> _Written exercise_
The records that follow are to be repeated exactly, with the pictures removed.

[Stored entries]

-- Start --

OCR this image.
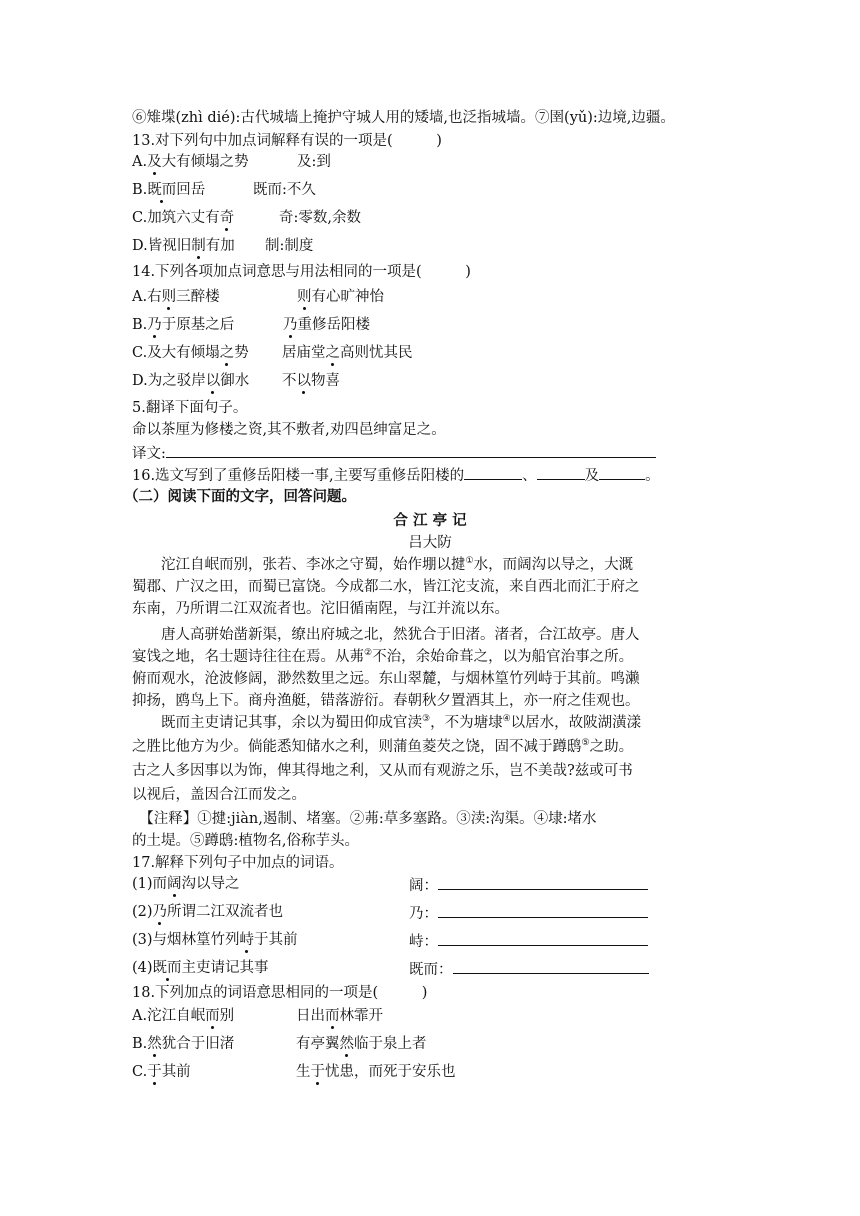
⑥雉堞(zhì dié):古代城墙上掩护守城人用的矮墙,也泛指城墙。⑦圉(yǔ):边境,边疆。
13.对下列句中加点词解释有误的一项是(　　　)
A.及大有倾塌之势	及:到
B.既而回岳	既而:不久
C.加筑六丈有奇	奇:零数,余数
D.皆视旧制有加 制:制度
14.下列各项加点词意思与用法相同的一项是(　　　)
A.右则三醉楼	则有心旷神怡
B.乃于原基之后	乃重修岳阳楼
C.及大有倾塌之势 居庙堂之高则忧其民
D.为之驳岸以御水 不以物喜
5.翻译下面句子。
命以茶厘为修楼之资,其不敷者,劝四邑绅富足之。
译文:
16.选文写到了重修岳阳楼一事,主要写重修岳阳楼的	、	及	。
（二）阅读下面的文字，回答问题。
合 江 亭 记
吕大防
　　沱江自岷而别，张若、李冰之守蜀，始作堋以揵①水，而阔沟以导之，大溉
蜀郡、广汉之田，而蜀已富饶。今成都二水，皆江沱支流，来自西北而汇于府之
东南，乃所谓二江双流者也。沱旧循南陧，与江并流以东。
　　唐人高骈始凿新渠，缭出府城之北，然犹合于旧渚。渚者，合江故亭。唐人
宴饯之地，名士题诗往往在焉。从茀②不治，余始命葺之，以为船官治事之所。
俯而观水，沧波修阔，渺然数里之远。东山翠麓，与烟林篁竹列峙于其前。鸣濑
抑扬，鸥鸟上下。商舟渔艇，错落游衍。春朝秋夕置酒其上，亦一府之佳观也。
　　既而主吏请记其事，余以为蜀田仰成官渎③，不为塘埭④以居水，故陂湖潢漾
之胜比他方为少。倘能悉知储水之利，则蒲鱼菱芡之饶，固不减于蹲鸱⑤之助。
古之人多因事以为饰，俾其得地之利，又从而有观游之乐，岂不美哉?兹或可书
以视后，盖因合江而发之。
　【注释】①揵:jiàn,遏制、堵塞。②茀:草多塞路。③渎:沟渠。④埭:堵水
的土堤。⑤蹲鸱:植物名,俗称芋头。
17.解释下列句子中加点的词语。
(1)而阔沟以导之	阔：
(2)乃所谓二江双流者也	乃：
(3)与烟林篁竹列峙于其前	峙：
(4)既而主吏请记其事	既而：
18.下列加点的词语意思相同的一项是(　　　)
A.沱江自岷而别	日出而林霏开
B.然犹合于旧渚	有亭翼然临于泉上者
C.于其前	生于忧患，而死于安乐也
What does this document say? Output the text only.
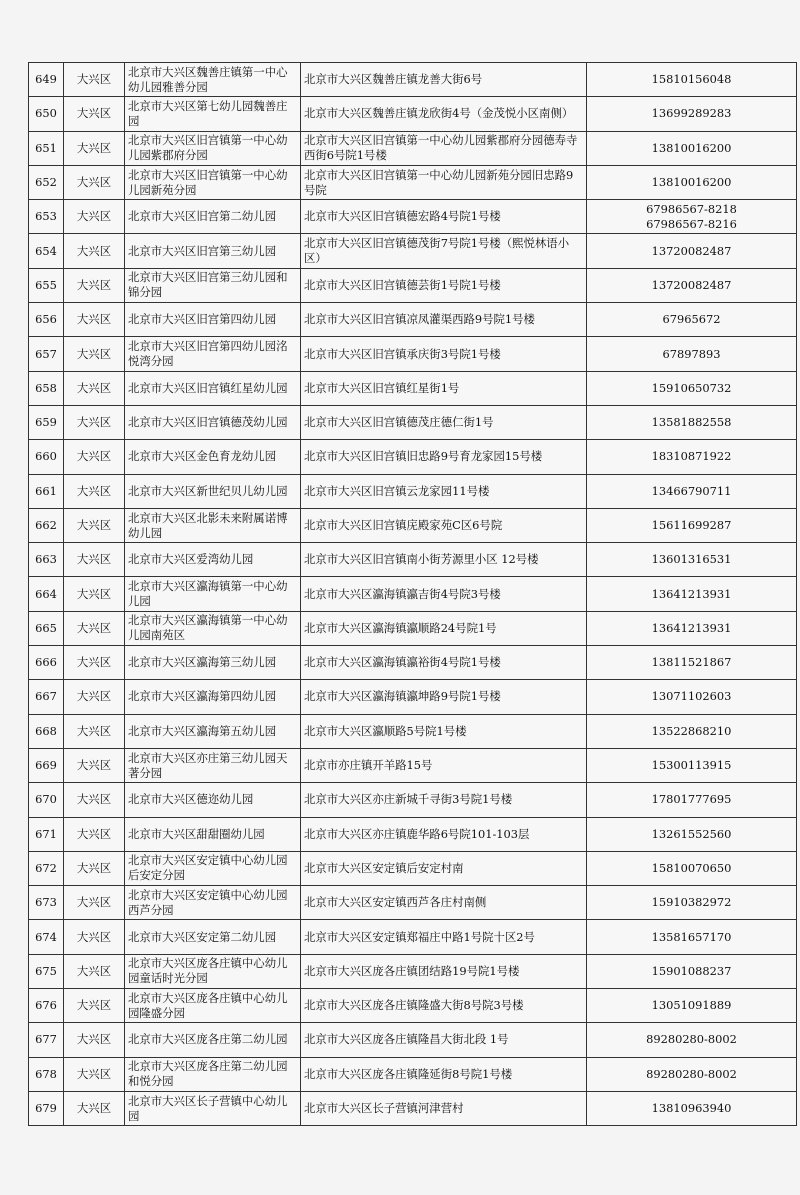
649	大兴区	北京市大兴区魏善庄镇第一中心幼儿园雅善分园	北京市大兴区魏善庄镇龙善大街6号	15810156048
650	大兴区	北京市大兴区第七幼儿园魏善庄园	北京市大兴区魏善庄镇龙欣街4号（金茂悦小区南侧）	13699289283
651	大兴区	北京市大兴区旧宫镇第一中心幼儿园紫郡府分园	北京市大兴区旧宫镇第一中心幼儿园紫郡府分园德寿寺西街6号院1号楼	13810016200
652	大兴区	北京市大兴区旧宫镇第一中心幼儿园新苑分园	北京市大兴区旧宫镇第一中心幼儿园新苑分园旧忠路9号院	13810016200
653	大兴区	北京市大兴区旧宫第二幼儿园	北京市大兴区旧宫镇德宏路4号院1号楼	67986567-8218
67986567-8216
654	大兴区	北京市大兴区旧宫第三幼儿园	北京市大兴区旧宫镇德茂街7号院1号楼（熙悦林语小区）	13720082487
655	大兴区	北京市大兴区旧宫第三幼儿园和锦分园	北京市大兴区旧宫镇德芸街1号院1号楼	13720082487
656	大兴区	北京市大兴区旧宫第四幼儿园	北京市大兴区旧宫镇凉凤灌渠西路9号院1号楼	67965672
657	大兴区	北京市大兴区旧宫第四幼儿园洺悦湾分园	北京市大兴区旧宫镇承庆街3号院1号楼	67897893
658	大兴区	北京市大兴区旧宫镇红星幼儿园	北京市大兴区旧宫镇红星街1号	15910650732
659	大兴区	北京市大兴区旧宫镇德茂幼儿园	北京市大兴区旧宫镇德茂庄德仁街1号	13581882558
660	大兴区	北京市大兴区金色育龙幼儿园	北京市大兴区旧宫镇旧忠路9号育龙家园15号楼	18310871922
661	大兴区	北京市大兴区新世纪贝儿幼儿园	北京市大兴区旧宫镇云龙家园11号楼	13466790711
662	大兴区	北京市大兴区北影未来附属诺博幼儿园	北京市大兴区旧宫镇庑殿家苑C区6号院	15611699287
663	大兴区	北京市大兴区爱湾幼儿园	北京市大兴区旧宫镇南小街芳源里小区 12号楼	13601316531
664	大兴区	北京市大兴区瀛海镇第一中心幼儿园	北京市大兴区瀛海镇瀛吉街4号院3号楼	13641213931
665	大兴区	北京市大兴区瀛海镇第一中心幼儿园南苑区	北京市大兴区瀛海镇瀛顺路24号院1号	13641213931
666	大兴区	北京市大兴区瀛海第三幼儿园	北京市大兴区瀛海镇瀛裕街4号院1号楼	13811521867
667	大兴区	北京市大兴区瀛海第四幼儿园	北京市大兴区瀛海镇瀛坤路9号院1号楼	13071102603
668	大兴区	北京市大兴区瀛海第五幼儿园	北京市大兴区瀛顺路5号院1号楼	13522868210
669	大兴区	北京市大兴区亦庄第三幼儿园天著分园	北京市亦庄镇开羊路15号	15300113915
670	大兴区	北京市大兴区德迩幼儿园	北京市大兴区亦庄新城千寻街3号院1号楼	17801777695
671	大兴区	北京市大兴区甜甜圈幼儿园	北京市大兴区亦庄镇鹿华路6号院101-103层	13261552560
672	大兴区	北京市大兴区安定镇中心幼儿园后安定分园	北京市大兴区安定镇后安定村南	15810070650
673	大兴区	北京市大兴区安定镇中心幼儿园西芦分园	北京市大兴区安定镇西芦各庄村南侧	15910382972
674	大兴区	北京市大兴区安定第二幼儿园	北京市大兴区安定镇郑福庄中路1号院十区2号	13581657170
675	大兴区	北京市大兴区庞各庄镇中心幼儿园童话时光分园	北京市大兴区庞各庄镇团结路19号院1号楼	15901088237
676	大兴区	北京市大兴区庞各庄镇中心幼儿园隆盛分园	北京市大兴区庞各庄镇隆盛大街8号院3号楼	13051091889
677	大兴区	北京市大兴区庞各庄第二幼儿园	北京市大兴区庞各庄镇隆昌大街北段 1号	89280280-8002
678	大兴区	北京市大兴区庞各庄第二幼儿园和悦分园	北京市大兴区庞各庄镇隆延街8号院1号楼	89280280-8002
679	大兴区	北京市大兴区长子营镇中心幼儿园	北京市大兴区长子营镇河津营村	13810963940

-- End --

> _Answer_
OCR this image.
⑥雉堞(zhì dié):古代城墙上掩护守城人用的矮墙,也泛指城墙。⑦圉(yǔ):边境,边疆。
13.对下列句中加点词解释有误的一项是(　　　)
A.及大有倾塌之势	及:到
B.既而回岳	既而:不久
C.加筑六丈有奇	奇:零数,余数
D.皆视旧制有加 制:制度
14.下列各项加点词意思与用法相同的一项是(　　　)
A.右则三醉楼	则有心旷神怡
B.乃于原基之后	乃重修岳阳楼
C.及大有倾塌之势 居庙堂之高则忧其民
D.为之驳岸以御水 不以物喜
5.翻译下面句子。
命以茶厘为修楼之资,其不敷者,劝四邑绅富足之。
译文:
16.选文写到了重修岳阳楼一事,主要写重修岳阳楼的	、	及	。
（二）阅读下面的文字，回答问题。
合 江 亭 记
吕大防
　　沱江自岷而别，张若、李冰之守蜀，始作堋以揵①水，而阔沟以导之，大溉
蜀郡、广汉之田，而蜀已富饶。今成都二水，皆江沱支流，来自西北而汇于府之
东南，乃所谓二江双流者也。沱旧循南陧，与江并流以东。
　　唐人高骈始凿新渠，缭出府城之北，然犹合于旧渚。渚者，合江故亭。唐人
宴饯之地，名士题诗往往在焉。从茀②不治，余始命葺之，以为船官治事之所。
俯而观水，沧波修阔，渺然数里之远。东山翠麓，与烟林篁竹列峙于其前。鸣濑
抑扬，鸥鸟上下。商舟渔艇，错落游衍。春朝秋夕置酒其上，亦一府之佳观也。
　　既而主吏请记其事，余以为蜀田仰成官渎③，不为塘埭④以居水，故陂湖潢漾
之胜比他方为少。倘能悉知储水之利，则蒲鱼菱芡之饶，固不减于蹲鸱⑤之助。
古之人多因事以为饰，俾其得地之利，又从而有观游之乐，岂不美哉?兹或可书
以视后，盖因合江而发之。
　【注释】①揵:jiàn,遏制、堵塞。②茀:草多塞路。③渎:沟渠。④埭:堵水
的土堤。⑤蹲鸱:植物名,俗称芋头。
17.解释下列句子中加点的词语。
(1)而阔沟以导之	阔：
(2)乃所谓二江双流者也	乃：
(3)与烟林篁竹列峙于其前	峙：
(4)既而主吏请记其事	既而：
18.下列加点的词语意思相同的一项是(　　　)
A.沱江自岷而别	日出而林霏开
B.然犹合于旧渚	有亭翼然临于泉上者
C.于其前	生于忧患，而死于安乐也
What does this document say? Output the text only.
649	大兴区	北京市大兴区魏善庄镇第一中心幼儿园雅善分园	北京市大兴区魏善庄镇龙善大街6号	15810156048
650	大兴区	北京市大兴区第七幼儿园魏善庄园	北京市大兴区魏善庄镇龙欣街4号（金茂悦小区南侧）	13699289283
651	大兴区	北京市大兴区旧宫镇第一中心幼儿园紫郡府分园	北京市大兴区旧宫镇第一中心幼儿园紫郡府分园德寿寺西街6号院1号楼	13810016200
652	大兴区	北京市大兴区旧宫镇第一中心幼儿园新苑分园	北京市大兴区旧宫镇第一中心幼儿园新苑分园旧忠路9号院	13810016200
653	大兴区	北京市大兴区旧宫第二幼儿园	北京市大兴区旧宫镇德宏路4号院1号楼	67986567-8218
67986567-8216
654	大兴区	北京市大兴区旧宫第三幼儿园	北京市大兴区旧宫镇德茂街7号院1号楼（熙悦林语小区）	13720082487
655	大兴区	北京市大兴区旧宫第三幼儿园和锦分园	北京市大兴区旧宫镇德芸街1号院1号楼	13720082487
656	大兴区	北京市大兴区旧宫第四幼儿园	北京市大兴区旧宫镇凉凤灌渠西路9号院1号楼	67965672
657	大兴区	北京市大兴区旧宫第四幼儿园洺悦湾分园	北京市大兴区旧宫镇承庆街3号院1号楼	67897893
658	大兴区	北京市大兴区旧宫镇红星幼儿园	北京市大兴区旧宫镇红星街1号	15910650732
659	大兴区	北京市大兴区旧宫镇德茂幼儿园	北京市大兴区旧宫镇德茂庄德仁街1号	13581882558
660	大兴区	北京市大兴区金色育龙幼儿园	北京市大兴区旧宫镇旧忠路9号育龙家园15号楼	18310871922
661	大兴区	北京市大兴区新世纪贝儿幼儿园	北京市大兴区旧宫镇云龙家园11号楼	13466790711
662	大兴区	北京市大兴区北影未来附属诺博幼儿园	北京市大兴区旧宫镇庑殿家苑C区6号院	15611699287
663	大兴区	北京市大兴区爱湾幼儿园	北京市大兴区旧宫镇南小街芳源里小区 12号楼	13601316531
664	大兴区	北京市大兴区瀛海镇第一中心幼儿园	北京市大兴区瀛海镇瀛吉街4号院3号楼	13641213931
665	大兴区	北京市大兴区瀛海镇第一中心幼儿园南苑区	北京市大兴区瀛海镇瀛顺路24号院1号	13641213931
666	大兴区	北京市大兴区瀛海第三幼儿园	北京市大兴区瀛海镇瀛裕街4号院1号楼	13811521867
667	大兴区	北京市大兴区瀛海第四幼儿园	北京市大兴区瀛海镇瀛坤路9号院1号楼	13071102603
668	大兴区	北京市大兴区瀛海第五幼儿园	北京市大兴区瀛顺路5号院1号楼	13522868210
669	大兴区	北京市大兴区亦庄第三幼儿园天著分园	北京市亦庄镇开羊路15号	15300113915
670	大兴区	北京市大兴区德迩幼儿园	北京市大兴区亦庄新城千寻街3号院1号楼	17801777695
671	大兴区	北京市大兴区甜甜圈幼儿园	北京市大兴区亦庄镇鹿华路6号院101-103层	13261552560
672	大兴区	北京市大兴区安定镇中心幼儿园后安定分园	北京市大兴区安定镇后安定村南	15810070650
673	大兴区	北京市大兴区安定镇中心幼儿园西芦分园	北京市大兴区安定镇西芦各庄村南侧	15910382972
674	大兴区	北京市大兴区安定第二幼儿园	北京市大兴区安定镇郑福庄中路1号院十区2号	13581657170
675	大兴区	北京市大兴区庞各庄镇中心幼儿园童话时光分园	北京市大兴区庞各庄镇团结路19号院1号楼	15901088237
676	大兴区	北京市大兴区庞各庄镇中心幼儿园隆盛分园	北京市大兴区庞各庄镇隆盛大街8号院3号楼	13051091889
677	大兴区	北京市大兴区庞各庄第二幼儿园	北京市大兴区庞各庄镇隆昌大街北段 1号	89280280-8002
678	大兴区	北京市大兴区庞各庄第二幼儿园和悦分园	北京市大兴区庞各庄镇隆延街8号院1号楼	89280280-8002
679	大兴区	北京市大兴区长子营镇中心幼儿园	北京市大兴区长子营镇河津营村	13810963940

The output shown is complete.